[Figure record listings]
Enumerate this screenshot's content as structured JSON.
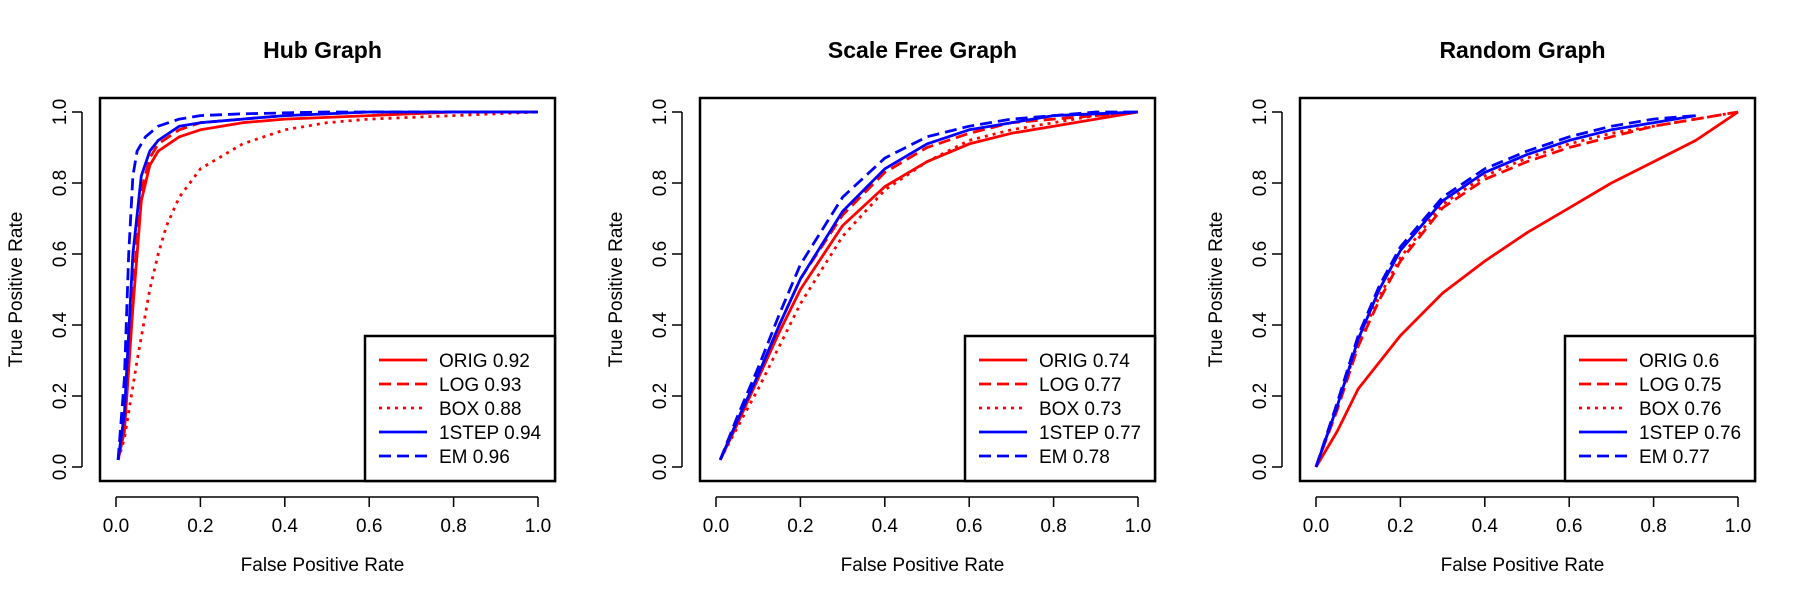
{
  "chart_data": [
    {
      "type": "line",
      "title": "Hub Graph",
      "xlabel": "False Positive Rate",
      "ylabel": "True Positive Rate",
      "xlim": [
        0,
        1
      ],
      "ylim": [
        0,
        1
      ],
      "xticks": [
        "0.0",
        "0.2",
        "0.4",
        "0.6",
        "0.8",
        "1.0"
      ],
      "yticks": [
        "0.0",
        "0.2",
        "0.4",
        "0.6",
        "0.8",
        "1.0"
      ],
      "legend_position": "bottom-right",
      "series": [
        {
          "name": "ORIG",
          "label": "ORIG 0.92",
          "color": "#ff0000",
          "dash": "solid",
          "x": [
            0.005,
            0.02,
            0.04,
            0.06,
            0.08,
            0.1,
            0.15,
            0.2,
            0.3,
            0.4,
            0.6,
            0.8,
            1.0
          ],
          "y": [
            0.02,
            0.1,
            0.45,
            0.75,
            0.85,
            0.89,
            0.93,
            0.95,
            0.97,
            0.98,
            0.99,
            1.0,
            1.0
          ]
        },
        {
          "name": "LOG",
          "label": "LOG 0.93",
          "color": "#ff0000",
          "dash": "dashed",
          "x": [
            0.005,
            0.02,
            0.04,
            0.06,
            0.08,
            0.1,
            0.15,
            0.2,
            0.3,
            0.4,
            0.6,
            0.8,
            1.0
          ],
          "y": [
            0.02,
            0.12,
            0.5,
            0.78,
            0.87,
            0.91,
            0.95,
            0.97,
            0.98,
            0.99,
            1.0,
            1.0,
            1.0
          ]
        },
        {
          "name": "BOX",
          "label": "BOX 0.88",
          "color": "#ff0000",
          "dash": "dotted",
          "x": [
            0.005,
            0.02,
            0.05,
            0.08,
            0.1,
            0.12,
            0.15,
            0.2,
            0.3,
            0.4,
            0.5,
            0.6,
            0.8,
            1.0
          ],
          "y": [
            0.02,
            0.08,
            0.3,
            0.5,
            0.6,
            0.68,
            0.76,
            0.84,
            0.91,
            0.95,
            0.97,
            0.98,
            0.99,
            1.0
          ]
        },
        {
          "name": "1STEP",
          "label": "1STEP 0.94",
          "color": "#0000ff",
          "dash": "solid",
          "x": [
            0.005,
            0.02,
            0.04,
            0.06,
            0.08,
            0.1,
            0.15,
            0.2,
            0.3,
            0.4,
            0.6,
            0.8,
            1.0
          ],
          "y": [
            0.02,
            0.15,
            0.6,
            0.82,
            0.89,
            0.92,
            0.96,
            0.97,
            0.98,
            0.99,
            1.0,
            1.0,
            1.0
          ]
        },
        {
          "name": "EM",
          "label": "EM 0.96",
          "color": "#0000ff",
          "dash": "dashed",
          "x": [
            0.005,
            0.02,
            0.03,
            0.04,
            0.05,
            0.07,
            0.1,
            0.15,
            0.2,
            0.3,
            0.5,
            0.8,
            1.0
          ],
          "y": [
            0.02,
            0.25,
            0.6,
            0.82,
            0.89,
            0.93,
            0.96,
            0.98,
            0.99,
            0.995,
            1.0,
            1.0,
            1.0
          ]
        }
      ]
    },
    {
      "type": "line",
      "title": "Scale Free Graph",
      "xlabel": "False Positive Rate",
      "ylabel": "True Positive Rate",
      "xlim": [
        0,
        1
      ],
      "ylim": [
        0,
        1
      ],
      "xticks": [
        "0.0",
        "0.2",
        "0.4",
        "0.6",
        "0.8",
        "1.0"
      ],
      "yticks": [
        "0.0",
        "0.2",
        "0.4",
        "0.6",
        "0.8",
        "1.0"
      ],
      "legend_position": "bottom-right",
      "series": [
        {
          "name": "ORIG",
          "label": "ORIG 0.74",
          "color": "#ff0000",
          "dash": "solid",
          "x": [
            0.01,
            0.05,
            0.1,
            0.15,
            0.2,
            0.3,
            0.4,
            0.5,
            0.6,
            0.7,
            0.8,
            0.9,
            1.0
          ],
          "y": [
            0.02,
            0.12,
            0.25,
            0.38,
            0.5,
            0.68,
            0.79,
            0.86,
            0.91,
            0.94,
            0.96,
            0.98,
            1.0
          ]
        },
        {
          "name": "LOG",
          "label": "LOG 0.77",
          "color": "#ff0000",
          "dash": "dashed",
          "x": [
            0.01,
            0.05,
            0.1,
            0.15,
            0.2,
            0.3,
            0.4,
            0.5,
            0.6,
            0.7,
            0.8,
            0.9,
            1.0
          ],
          "y": [
            0.02,
            0.12,
            0.26,
            0.4,
            0.53,
            0.71,
            0.83,
            0.9,
            0.94,
            0.97,
            0.98,
            0.99,
            1.0
          ]
        },
        {
          "name": "BOX",
          "label": "BOX 0.73",
          "color": "#ff0000",
          "dash": "dotted",
          "x": [
            0.01,
            0.05,
            0.1,
            0.15,
            0.2,
            0.3,
            0.4,
            0.5,
            0.6,
            0.7,
            0.8,
            0.9,
            1.0
          ],
          "y": [
            0.02,
            0.11,
            0.22,
            0.34,
            0.46,
            0.65,
            0.78,
            0.86,
            0.92,
            0.95,
            0.97,
            0.99,
            1.0
          ]
        },
        {
          "name": "1STEP",
          "label": "1STEP 0.77",
          "color": "#0000ff",
          "dash": "solid",
          "x": [
            0.01,
            0.05,
            0.1,
            0.15,
            0.2,
            0.3,
            0.4,
            0.5,
            0.6,
            0.7,
            0.8,
            0.9,
            1.0
          ],
          "y": [
            0.02,
            0.13,
            0.26,
            0.4,
            0.53,
            0.72,
            0.84,
            0.91,
            0.95,
            0.97,
            0.99,
            0.995,
            1.0
          ]
        },
        {
          "name": "EM",
          "label": "EM 0.78",
          "color": "#0000ff",
          "dash": "dashed",
          "x": [
            0.01,
            0.05,
            0.1,
            0.15,
            0.2,
            0.3,
            0.4,
            0.5,
            0.6,
            0.7,
            0.8,
            0.9,
            1.0
          ],
          "y": [
            0.02,
            0.14,
            0.28,
            0.43,
            0.57,
            0.76,
            0.87,
            0.93,
            0.96,
            0.98,
            0.99,
            1.0,
            1.0
          ]
        }
      ]
    },
    {
      "type": "line",
      "title": "Random Graph",
      "xlabel": "False Positive Rate",
      "ylabel": "True Positive Rate",
      "xlim": [
        0,
        1
      ],
      "ylim": [
        0,
        1
      ],
      "xticks": [
        "0.0",
        "0.2",
        "0.4",
        "0.6",
        "0.8",
        "1.0"
      ],
      "yticks": [
        "0.0",
        "0.2",
        "0.4",
        "0.6",
        "0.8",
        "1.0"
      ],
      "legend_position": "bottom-right",
      "series": [
        {
          "name": "ORIG",
          "label": "ORIG 0.6",
          "color": "#ff0000",
          "dash": "solid",
          "x": [
            0.0,
            0.05,
            0.1,
            0.2,
            0.3,
            0.4,
            0.5,
            0.6,
            0.7,
            0.8,
            0.9,
            1.0
          ],
          "y": [
            0.0,
            0.1,
            0.22,
            0.37,
            0.49,
            0.58,
            0.66,
            0.73,
            0.8,
            0.86,
            0.92,
            1.0
          ]
        },
        {
          "name": "LOG",
          "label": "LOG 0.75",
          "color": "#ff0000",
          "dash": "dashed",
          "x": [
            0.0,
            0.05,
            0.1,
            0.15,
            0.2,
            0.3,
            0.4,
            0.5,
            0.6,
            0.7,
            0.8,
            0.9,
            1.0
          ],
          "y": [
            0.0,
            0.16,
            0.34,
            0.47,
            0.58,
            0.73,
            0.81,
            0.86,
            0.9,
            0.93,
            0.96,
            0.98,
            1.0
          ]
        },
        {
          "name": "BOX",
          "label": "BOX 0.76",
          "color": "#ff0000",
          "dash": "dotted",
          "x": [
            0.0,
            0.05,
            0.1,
            0.15,
            0.2,
            0.3,
            0.4,
            0.5,
            0.6,
            0.7,
            0.8,
            0.9,
            1.0
          ],
          "y": [
            0.0,
            0.17,
            0.35,
            0.48,
            0.59,
            0.74,
            0.82,
            0.87,
            0.91,
            0.94,
            0.96,
            0.98,
            1.0
          ]
        },
        {
          "name": "1STEP",
          "label": "1STEP 0.76",
          "color": "#0000ff",
          "dash": "solid",
          "x": [
            0.0,
            0.05,
            0.1,
            0.15,
            0.2,
            0.3,
            0.4,
            0.5,
            0.6,
            0.7,
            0.8,
            0.9
          ],
          "y": [
            0.0,
            0.17,
            0.36,
            0.5,
            0.61,
            0.75,
            0.83,
            0.88,
            0.92,
            0.95,
            0.97,
            0.99
          ]
        },
        {
          "name": "EM",
          "label": "EM 0.77",
          "color": "#0000ff",
          "dash": "dashed",
          "x": [
            0.0,
            0.05,
            0.1,
            0.15,
            0.2,
            0.3,
            0.4,
            0.5,
            0.6,
            0.7,
            0.8,
            0.9
          ],
          "y": [
            0.0,
            0.18,
            0.37,
            0.51,
            0.62,
            0.76,
            0.84,
            0.89,
            0.93,
            0.96,
            0.98,
            0.99
          ]
        }
      ]
    }
  ]
}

Do this:
Return each line of the data that contains the string "title".

Correct response:
      "title": "Hub Graph",
      "title": "Scale Free Graph",
      "title": "Random Graph",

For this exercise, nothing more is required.